Extracted records
━━━━━━━━━━━━━━━━━━━━
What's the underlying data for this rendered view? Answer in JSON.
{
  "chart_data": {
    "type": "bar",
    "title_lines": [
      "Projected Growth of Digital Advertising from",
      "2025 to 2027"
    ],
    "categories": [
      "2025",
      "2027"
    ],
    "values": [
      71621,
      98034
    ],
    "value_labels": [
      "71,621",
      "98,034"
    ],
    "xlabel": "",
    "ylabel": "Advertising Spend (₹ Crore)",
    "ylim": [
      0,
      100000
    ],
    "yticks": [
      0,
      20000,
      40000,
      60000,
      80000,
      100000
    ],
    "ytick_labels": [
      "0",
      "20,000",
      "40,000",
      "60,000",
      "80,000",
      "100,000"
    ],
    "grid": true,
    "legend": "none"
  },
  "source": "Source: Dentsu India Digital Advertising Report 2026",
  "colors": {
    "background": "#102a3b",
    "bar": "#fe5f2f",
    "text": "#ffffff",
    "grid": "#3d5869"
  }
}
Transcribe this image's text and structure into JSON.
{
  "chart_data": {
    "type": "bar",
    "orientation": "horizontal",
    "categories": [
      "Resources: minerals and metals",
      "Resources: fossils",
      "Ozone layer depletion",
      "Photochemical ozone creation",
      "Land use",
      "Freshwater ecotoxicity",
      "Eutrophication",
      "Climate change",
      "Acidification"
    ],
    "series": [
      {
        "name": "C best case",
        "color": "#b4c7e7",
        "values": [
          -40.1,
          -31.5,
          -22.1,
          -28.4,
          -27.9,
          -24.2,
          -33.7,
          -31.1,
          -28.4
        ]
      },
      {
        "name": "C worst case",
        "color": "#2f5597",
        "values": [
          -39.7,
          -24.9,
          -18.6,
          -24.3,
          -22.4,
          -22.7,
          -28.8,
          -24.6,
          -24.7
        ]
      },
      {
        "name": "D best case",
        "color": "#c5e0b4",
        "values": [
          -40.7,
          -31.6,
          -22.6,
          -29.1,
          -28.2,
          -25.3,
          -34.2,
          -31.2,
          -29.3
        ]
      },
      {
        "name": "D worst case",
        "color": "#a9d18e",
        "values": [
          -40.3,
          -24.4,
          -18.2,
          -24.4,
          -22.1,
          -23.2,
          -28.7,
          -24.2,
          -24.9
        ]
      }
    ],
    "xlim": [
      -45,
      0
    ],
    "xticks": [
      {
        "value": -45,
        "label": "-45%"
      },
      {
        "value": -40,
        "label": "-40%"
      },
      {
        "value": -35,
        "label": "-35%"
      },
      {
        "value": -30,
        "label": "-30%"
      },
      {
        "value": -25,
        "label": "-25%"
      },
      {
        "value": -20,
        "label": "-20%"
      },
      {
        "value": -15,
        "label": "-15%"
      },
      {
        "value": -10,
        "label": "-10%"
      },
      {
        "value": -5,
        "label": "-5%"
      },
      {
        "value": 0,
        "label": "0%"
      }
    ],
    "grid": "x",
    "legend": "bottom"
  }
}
━━━━━━━━━━━━━━━━━━━━
**Written problem**. Give back only a number, the number of lines where the string "name" occurs.

**Result for this exercise**. 4